▶ [Task to carry out] Reproduce the listing word for word. Skip any image.

Stored items from a collection
<<<<
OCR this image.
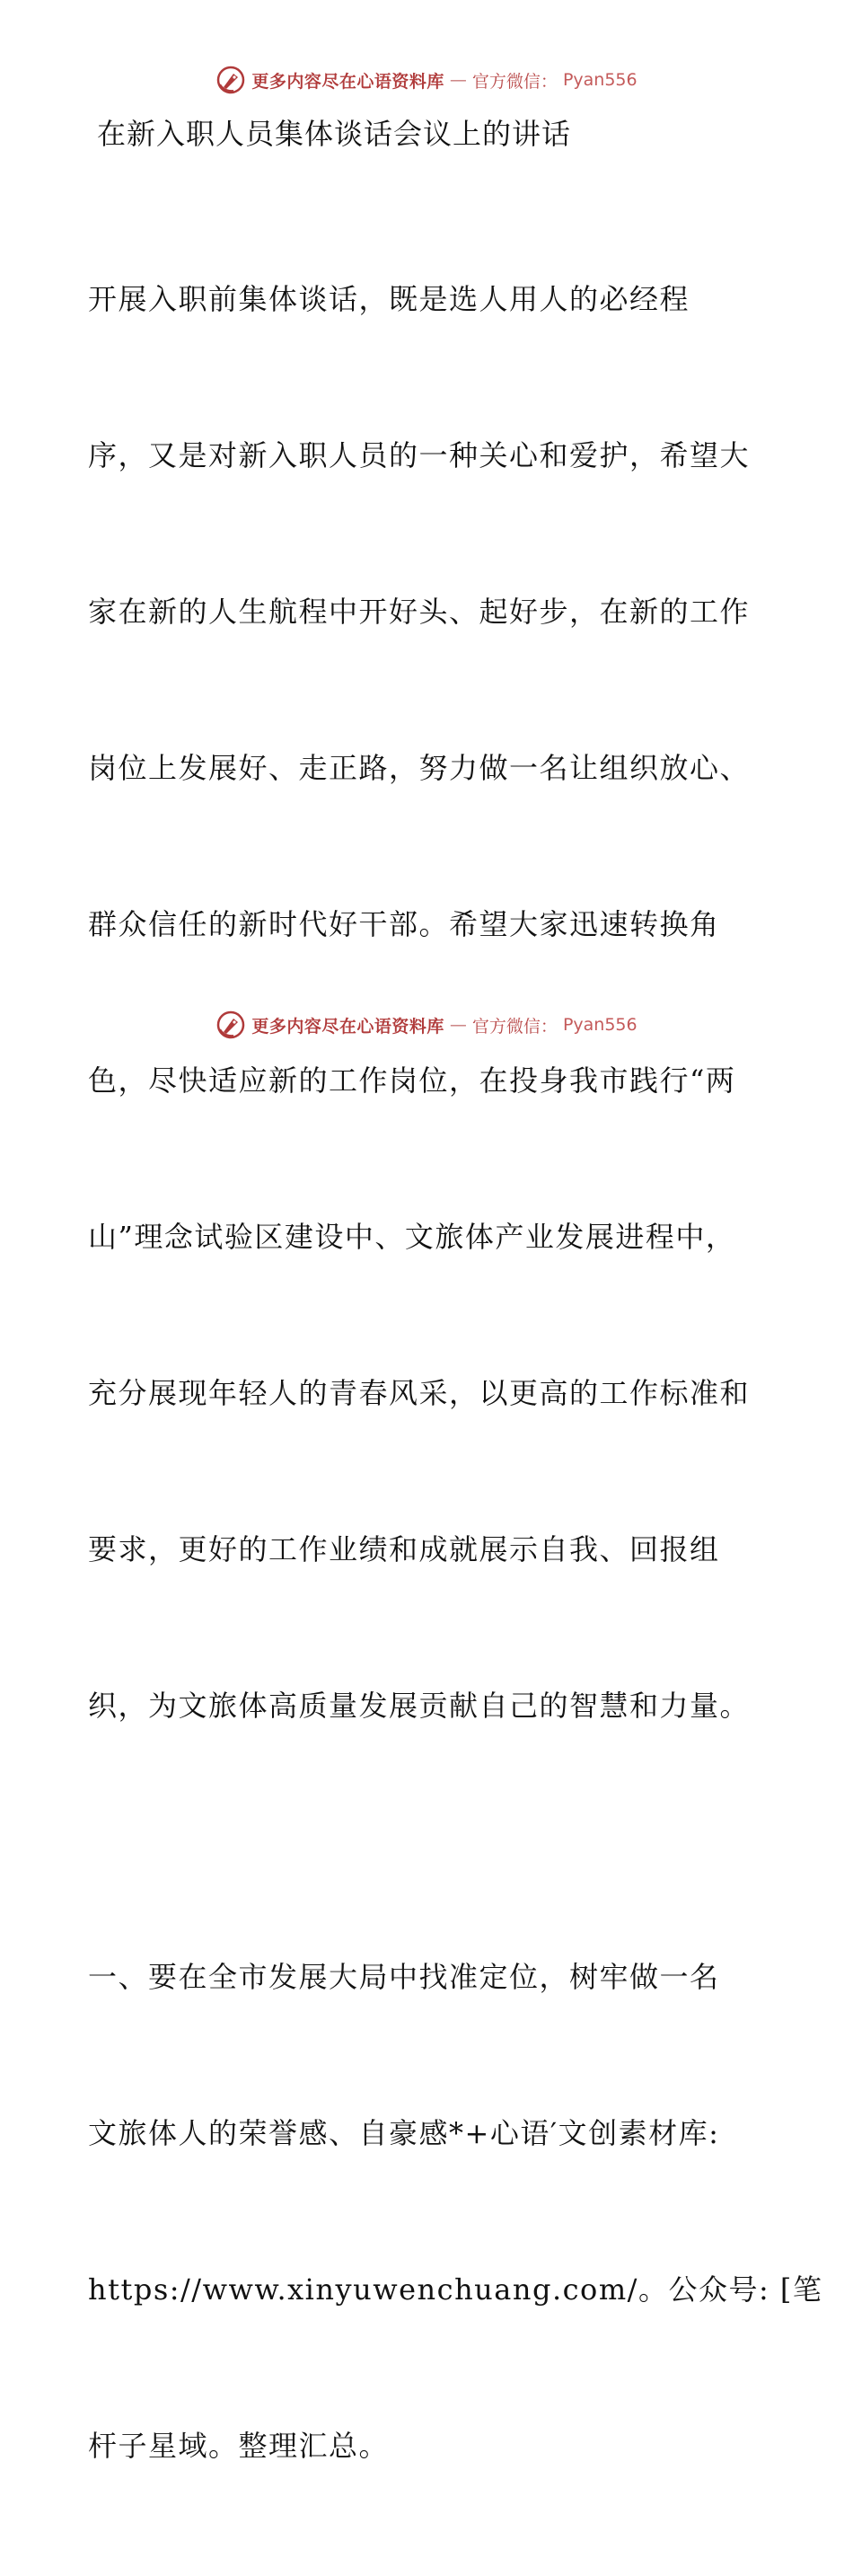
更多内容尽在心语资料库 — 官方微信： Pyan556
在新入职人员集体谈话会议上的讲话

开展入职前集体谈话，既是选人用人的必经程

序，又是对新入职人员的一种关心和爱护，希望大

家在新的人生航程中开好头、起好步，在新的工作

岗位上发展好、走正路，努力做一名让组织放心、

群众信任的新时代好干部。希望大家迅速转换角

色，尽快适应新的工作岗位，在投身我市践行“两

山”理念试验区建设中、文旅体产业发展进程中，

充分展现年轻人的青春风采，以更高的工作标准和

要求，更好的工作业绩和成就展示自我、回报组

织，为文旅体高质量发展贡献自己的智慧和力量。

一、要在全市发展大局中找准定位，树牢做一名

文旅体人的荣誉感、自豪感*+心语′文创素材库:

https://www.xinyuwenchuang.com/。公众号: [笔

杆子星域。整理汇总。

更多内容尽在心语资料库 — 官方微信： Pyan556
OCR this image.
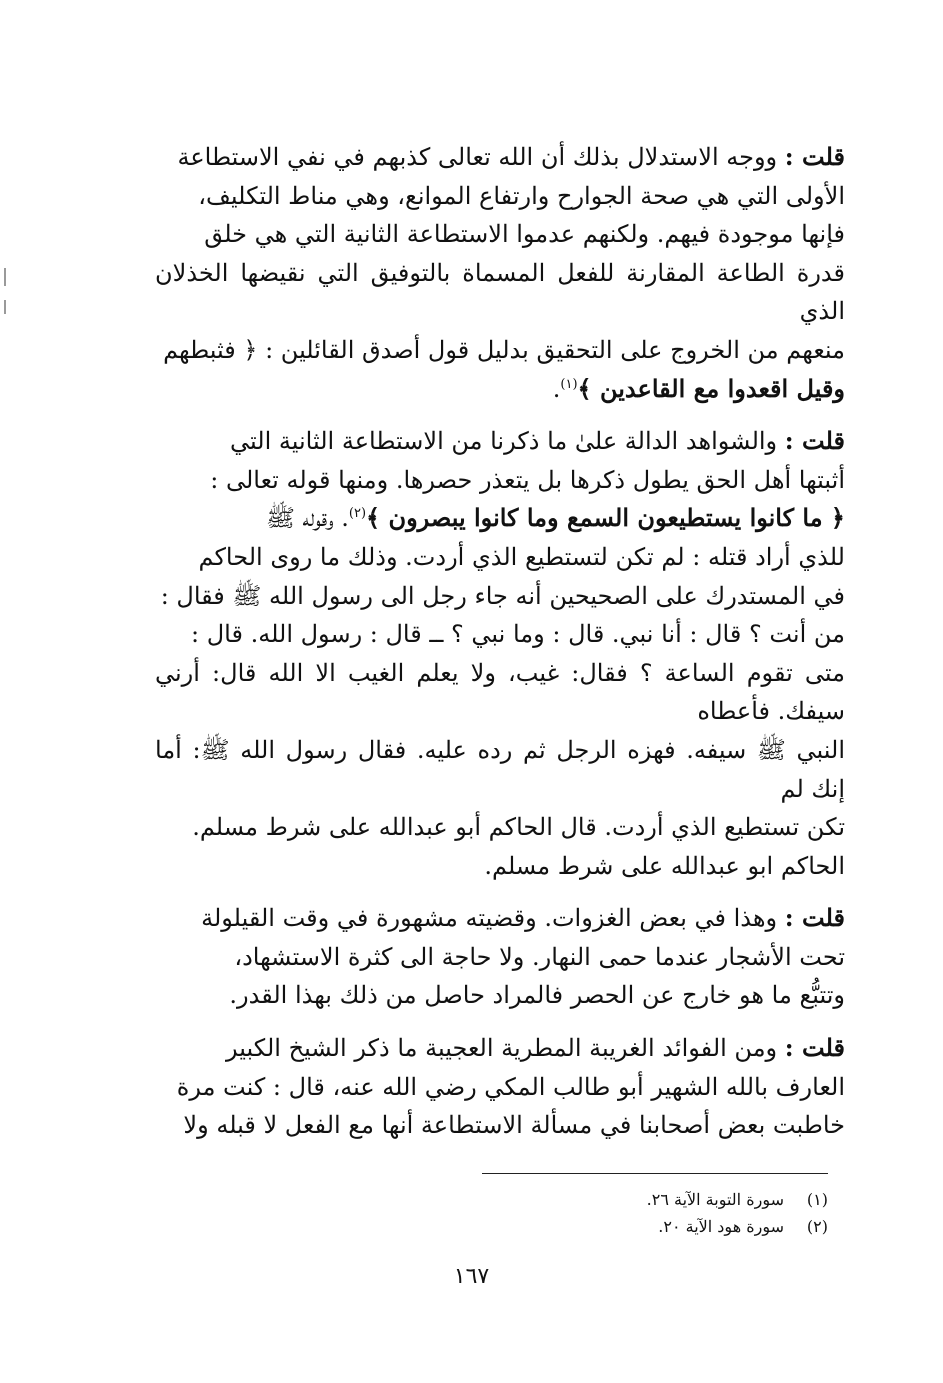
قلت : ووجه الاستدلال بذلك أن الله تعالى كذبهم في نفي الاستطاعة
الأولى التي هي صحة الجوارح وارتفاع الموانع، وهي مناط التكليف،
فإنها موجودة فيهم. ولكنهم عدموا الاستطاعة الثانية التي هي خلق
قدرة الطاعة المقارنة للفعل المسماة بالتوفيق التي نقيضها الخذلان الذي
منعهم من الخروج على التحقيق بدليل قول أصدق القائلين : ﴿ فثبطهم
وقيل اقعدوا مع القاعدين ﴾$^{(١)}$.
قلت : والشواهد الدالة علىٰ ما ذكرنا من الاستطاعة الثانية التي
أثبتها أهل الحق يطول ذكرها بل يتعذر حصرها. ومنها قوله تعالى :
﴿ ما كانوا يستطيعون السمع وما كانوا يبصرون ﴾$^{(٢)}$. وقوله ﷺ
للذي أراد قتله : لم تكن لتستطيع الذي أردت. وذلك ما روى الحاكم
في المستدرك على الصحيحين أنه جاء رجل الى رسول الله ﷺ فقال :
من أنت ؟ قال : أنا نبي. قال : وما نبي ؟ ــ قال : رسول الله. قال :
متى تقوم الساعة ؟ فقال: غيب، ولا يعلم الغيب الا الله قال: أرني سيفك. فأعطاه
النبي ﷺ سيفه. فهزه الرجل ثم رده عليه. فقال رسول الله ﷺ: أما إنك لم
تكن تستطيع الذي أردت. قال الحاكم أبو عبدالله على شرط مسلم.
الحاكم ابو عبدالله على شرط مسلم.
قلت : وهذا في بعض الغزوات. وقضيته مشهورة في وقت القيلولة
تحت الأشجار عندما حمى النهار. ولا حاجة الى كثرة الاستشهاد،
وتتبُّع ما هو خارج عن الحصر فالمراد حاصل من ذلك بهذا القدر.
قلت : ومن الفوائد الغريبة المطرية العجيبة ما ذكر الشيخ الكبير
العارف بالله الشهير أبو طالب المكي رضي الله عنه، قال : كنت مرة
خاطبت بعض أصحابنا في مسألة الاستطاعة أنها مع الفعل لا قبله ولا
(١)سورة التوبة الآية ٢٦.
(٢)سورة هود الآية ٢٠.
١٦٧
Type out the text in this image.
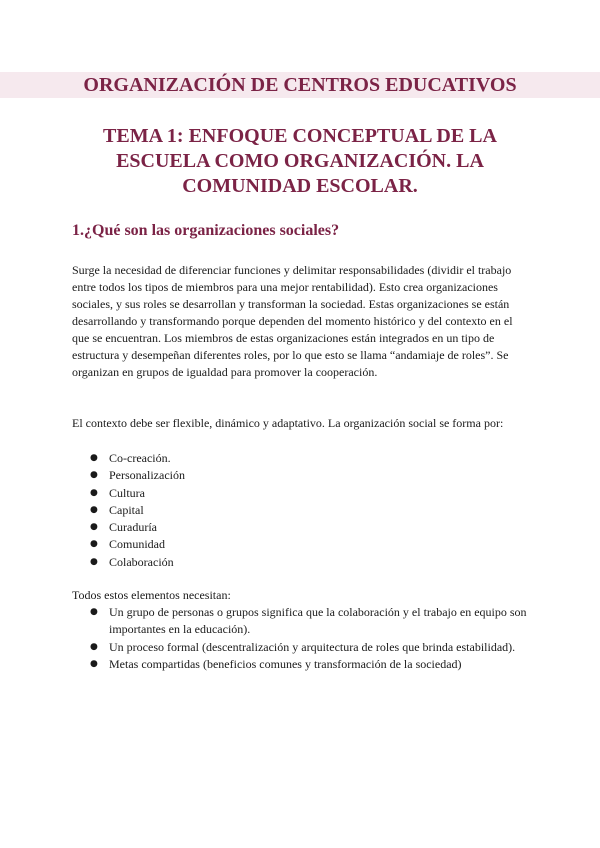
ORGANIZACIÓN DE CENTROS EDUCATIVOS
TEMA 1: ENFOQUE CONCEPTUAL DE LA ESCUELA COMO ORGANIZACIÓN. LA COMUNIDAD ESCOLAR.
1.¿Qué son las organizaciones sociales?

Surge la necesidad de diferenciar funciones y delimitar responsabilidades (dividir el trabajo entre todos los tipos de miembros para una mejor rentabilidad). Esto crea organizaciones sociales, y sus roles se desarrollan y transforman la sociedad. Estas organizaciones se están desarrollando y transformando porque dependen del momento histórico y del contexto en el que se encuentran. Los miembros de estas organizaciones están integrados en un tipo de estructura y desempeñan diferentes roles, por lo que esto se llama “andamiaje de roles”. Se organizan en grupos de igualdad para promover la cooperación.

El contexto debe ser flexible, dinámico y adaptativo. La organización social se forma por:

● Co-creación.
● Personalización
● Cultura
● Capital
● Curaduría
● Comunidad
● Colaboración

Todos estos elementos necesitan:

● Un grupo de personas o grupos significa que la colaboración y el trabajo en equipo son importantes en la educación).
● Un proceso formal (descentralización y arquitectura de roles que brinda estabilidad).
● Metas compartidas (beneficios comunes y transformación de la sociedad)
>>>>
▶ [Written solution]
OCR this image.
更多内容尽在心语资料库 — 官方微信： Pyan556
在新入职人员集体谈话会议上的讲话

开展入职前集体谈话，既是选人用人的必经程

序，又是对新入职人员的一种关心和爱护，希望大

家在新的人生航程中开好头、起好步，在新的工作

岗位上发展好、走正路，努力做一名让组织放心、

群众信任的新时代好干部。希望大家迅速转换角

色，尽快适应新的工作岗位，在投身我市践行“两

山”理念试验区建设中、文旅体产业发展进程中，

充分展现年轻人的青春风采，以更高的工作标准和

要求，更好的工作业绩和成就展示自我、回报组

织，为文旅体高质量发展贡献自己的智慧和力量。

一、要在全市发展大局中找准定位，树牢做一名

文旅体人的荣誉感、自豪感*+心语′文创素材库:

https://www.xinyuwenchuang.com/。公众号: [笔

杆子星域。整理汇总。

更多内容尽在心语资料库 — 官方微信： Pyan556
OCR this image.
قلت : ووجه الاستدلال بذلك أن الله تعالى كذبهم في نفي الاستطاعة
الأولى التي هي صحة الجوارح وارتفاع الموانع، وهي مناط التكليف،
فإنها موجودة فيهم. ولكنهم عدموا الاستطاعة الثانية التي هي خلق
قدرة الطاعة المقارنة للفعل المسماة بالتوفيق التي نقيضها الخذلان الذي
منعهم من الخروج على التحقيق بدليل قول أصدق القائلين : ﴿ فثبطهم
وقيل اقعدوا مع القاعدين ﴾$^{(١)}$.
قلت : والشواهد الدالة علىٰ ما ذكرنا من الاستطاعة الثانية التي
أثبتها أهل الحق يطول ذكرها بل يتعذر حصرها. ومنها قوله تعالى :
﴿ ما كانوا يستطيعون السمع وما كانوا يبصرون ﴾$^{(٢)}$. وقوله ﷺ
للذي أراد قتله : لم تكن لتستطيع الذي أردت. وذلك ما روى الحاكم
في المستدرك على الصحيحين أنه جاء رجل الى رسول الله ﷺ فقال :
من أنت ؟ قال : أنا نبي. قال : وما نبي ؟ ــ قال : رسول الله. قال :
متى تقوم الساعة ؟ فقال: غيب، ولا يعلم الغيب الا الله قال: أرني سيفك. فأعطاه
النبي ﷺ سيفه. فهزه الرجل ثم رده عليه. فقال رسول الله ﷺ: أما إنك لم
تكن تستطيع الذي أردت. قال الحاكم أبو عبدالله على شرط مسلم.
الحاكم ابو عبدالله على شرط مسلم.
قلت : وهذا في بعض الغزوات. وقضيته مشهورة في وقت القيلولة
تحت الأشجار عندما حمى النهار. ولا حاجة الى كثرة الاستشهاد،
وتتبُّع ما هو خارج عن الحصر فالمراد حاصل من ذلك بهذا القدر.
قلت : ومن الفوائد الغريبة المطرية العجيبة ما ذكر الشيخ الكبير
العارف بالله الشهير أبو طالب المكي رضي الله عنه، قال : كنت مرة
خاطبت بعض أصحابنا في مسألة الاستطاعة أنها مع الفعل لا قبله ولا
(١)سورة التوبة الآية ٢٦.
(٢)سورة هود الآية ٢٠.
١٦٧
Type out the text in this image.
ORGANIZACIÓN DE CENTROS EDUCATIVOS
TEMA 1: ENFOQUE CONCEPTUAL DE LA ESCUELA COMO ORGANIZACIÓN. LA COMUNIDAD ESCOLAR.
1.¿Qué son las organizaciones sociales?

Surge la necesidad de diferenciar funciones y delimitar responsabilidades (dividir el trabajo entre todos los tipos de miembros para una mejor rentabilidad). Esto crea organizaciones sociales, y sus roles se desarrollan y transforman la sociedad. Estas organizaciones se están desarrollando y transformando porque dependen del momento histórico y del contexto en el que se encuentran. Los miembros de estas organizaciones están integrados en un tipo de estructura y desempeñan diferentes roles, por lo que esto se llama “andamiaje de roles”. Se organizan en grupos de igualdad para promover la cooperación.

El contexto debe ser flexible, dinámico y adaptativo. La organización social se forma por:

● Co-creación.
● Personalización
● Cultura
● Capital
● Curaduría
● Comunidad
● Colaboración

Todos estos elementos necesitan:

● Un grupo de personas o grupos significa que la colaboración y el trabajo en equipo son importantes en la educación).
● Un proceso formal (descentralización y arquitectura de roles que brinda estabilidad).
● Metas compartidas (beneficios comunes y transformación de la sociedad)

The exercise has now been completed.